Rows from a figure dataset
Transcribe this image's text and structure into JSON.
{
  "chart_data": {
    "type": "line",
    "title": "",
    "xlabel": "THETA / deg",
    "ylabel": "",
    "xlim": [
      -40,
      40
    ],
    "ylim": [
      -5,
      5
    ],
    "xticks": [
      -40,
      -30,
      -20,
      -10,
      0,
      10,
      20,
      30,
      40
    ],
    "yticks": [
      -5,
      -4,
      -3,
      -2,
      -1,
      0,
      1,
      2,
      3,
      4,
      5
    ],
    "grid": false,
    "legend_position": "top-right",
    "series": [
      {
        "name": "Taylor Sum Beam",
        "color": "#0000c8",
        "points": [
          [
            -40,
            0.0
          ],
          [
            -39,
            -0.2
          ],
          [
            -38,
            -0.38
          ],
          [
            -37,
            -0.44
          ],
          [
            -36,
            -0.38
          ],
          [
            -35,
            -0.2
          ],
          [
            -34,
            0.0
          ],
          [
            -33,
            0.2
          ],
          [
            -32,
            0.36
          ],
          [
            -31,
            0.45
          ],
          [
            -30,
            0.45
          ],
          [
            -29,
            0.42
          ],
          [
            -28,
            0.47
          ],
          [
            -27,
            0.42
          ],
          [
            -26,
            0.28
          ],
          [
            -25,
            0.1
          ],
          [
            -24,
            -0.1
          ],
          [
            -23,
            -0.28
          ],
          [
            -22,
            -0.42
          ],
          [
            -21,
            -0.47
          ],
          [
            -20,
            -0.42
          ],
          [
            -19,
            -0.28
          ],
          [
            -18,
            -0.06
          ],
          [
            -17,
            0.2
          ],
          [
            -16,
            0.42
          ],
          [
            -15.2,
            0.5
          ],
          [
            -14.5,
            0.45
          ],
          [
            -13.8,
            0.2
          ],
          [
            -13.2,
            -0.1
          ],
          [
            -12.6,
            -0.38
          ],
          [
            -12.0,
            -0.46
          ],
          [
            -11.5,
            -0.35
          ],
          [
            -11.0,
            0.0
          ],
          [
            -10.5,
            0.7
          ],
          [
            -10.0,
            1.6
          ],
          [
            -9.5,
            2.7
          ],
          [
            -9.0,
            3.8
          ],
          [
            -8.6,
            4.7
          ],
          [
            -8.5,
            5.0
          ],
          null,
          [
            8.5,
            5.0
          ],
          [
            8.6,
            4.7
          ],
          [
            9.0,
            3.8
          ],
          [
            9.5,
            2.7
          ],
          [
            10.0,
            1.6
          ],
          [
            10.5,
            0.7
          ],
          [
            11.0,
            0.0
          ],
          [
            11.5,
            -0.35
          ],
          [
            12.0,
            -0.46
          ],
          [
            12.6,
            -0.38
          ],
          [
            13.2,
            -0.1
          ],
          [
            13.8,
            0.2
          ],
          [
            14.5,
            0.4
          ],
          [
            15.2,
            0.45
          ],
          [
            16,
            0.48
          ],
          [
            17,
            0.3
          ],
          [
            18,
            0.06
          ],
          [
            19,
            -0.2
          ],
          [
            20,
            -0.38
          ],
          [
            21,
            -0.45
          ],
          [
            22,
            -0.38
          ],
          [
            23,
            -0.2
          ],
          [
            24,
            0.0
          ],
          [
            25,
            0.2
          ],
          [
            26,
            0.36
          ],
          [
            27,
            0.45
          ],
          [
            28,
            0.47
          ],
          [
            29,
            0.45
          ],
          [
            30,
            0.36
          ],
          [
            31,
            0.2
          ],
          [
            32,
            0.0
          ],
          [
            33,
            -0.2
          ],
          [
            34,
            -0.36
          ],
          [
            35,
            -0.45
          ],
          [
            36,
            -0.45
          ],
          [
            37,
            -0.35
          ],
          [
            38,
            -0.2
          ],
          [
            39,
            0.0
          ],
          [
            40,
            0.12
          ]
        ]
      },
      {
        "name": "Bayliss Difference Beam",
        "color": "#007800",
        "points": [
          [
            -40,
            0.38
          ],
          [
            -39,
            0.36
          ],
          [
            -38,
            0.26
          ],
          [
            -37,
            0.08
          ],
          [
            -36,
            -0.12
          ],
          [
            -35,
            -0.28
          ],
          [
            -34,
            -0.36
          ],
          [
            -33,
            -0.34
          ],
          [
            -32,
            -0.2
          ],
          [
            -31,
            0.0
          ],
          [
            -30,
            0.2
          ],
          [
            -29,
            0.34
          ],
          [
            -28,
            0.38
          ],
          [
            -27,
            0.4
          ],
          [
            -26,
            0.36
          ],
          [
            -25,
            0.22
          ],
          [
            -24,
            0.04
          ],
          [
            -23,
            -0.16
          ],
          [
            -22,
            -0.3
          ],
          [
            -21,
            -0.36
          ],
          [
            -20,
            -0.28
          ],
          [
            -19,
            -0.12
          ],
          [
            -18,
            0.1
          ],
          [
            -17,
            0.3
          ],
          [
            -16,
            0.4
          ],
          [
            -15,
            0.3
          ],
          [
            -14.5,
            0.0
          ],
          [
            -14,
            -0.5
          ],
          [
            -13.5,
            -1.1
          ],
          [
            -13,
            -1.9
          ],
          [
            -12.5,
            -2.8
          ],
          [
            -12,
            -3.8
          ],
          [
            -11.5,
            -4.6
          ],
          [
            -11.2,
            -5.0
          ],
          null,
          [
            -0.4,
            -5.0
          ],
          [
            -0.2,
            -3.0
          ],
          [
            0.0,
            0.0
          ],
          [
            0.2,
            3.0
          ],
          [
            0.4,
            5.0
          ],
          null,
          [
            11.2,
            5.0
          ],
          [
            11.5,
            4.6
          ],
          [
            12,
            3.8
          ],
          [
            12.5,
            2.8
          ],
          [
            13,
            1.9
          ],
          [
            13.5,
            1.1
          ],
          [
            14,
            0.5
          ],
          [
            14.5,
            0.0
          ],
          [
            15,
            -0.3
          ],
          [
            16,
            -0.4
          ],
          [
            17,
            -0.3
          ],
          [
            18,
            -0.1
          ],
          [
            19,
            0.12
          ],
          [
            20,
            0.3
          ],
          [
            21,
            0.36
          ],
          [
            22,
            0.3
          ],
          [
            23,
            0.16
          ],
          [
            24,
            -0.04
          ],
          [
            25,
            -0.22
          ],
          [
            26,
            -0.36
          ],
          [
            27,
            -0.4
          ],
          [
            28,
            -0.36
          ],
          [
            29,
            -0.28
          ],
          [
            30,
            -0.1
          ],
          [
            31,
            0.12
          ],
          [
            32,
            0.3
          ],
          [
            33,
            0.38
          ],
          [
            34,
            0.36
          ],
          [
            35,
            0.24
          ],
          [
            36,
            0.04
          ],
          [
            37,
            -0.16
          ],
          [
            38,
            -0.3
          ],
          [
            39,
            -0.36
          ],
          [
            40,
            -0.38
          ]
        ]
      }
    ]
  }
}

* **Task to carry out**
Looking at the records above, work out how many lines include the string "name". Give the number and nothing else.

* **Solution to this problem**
2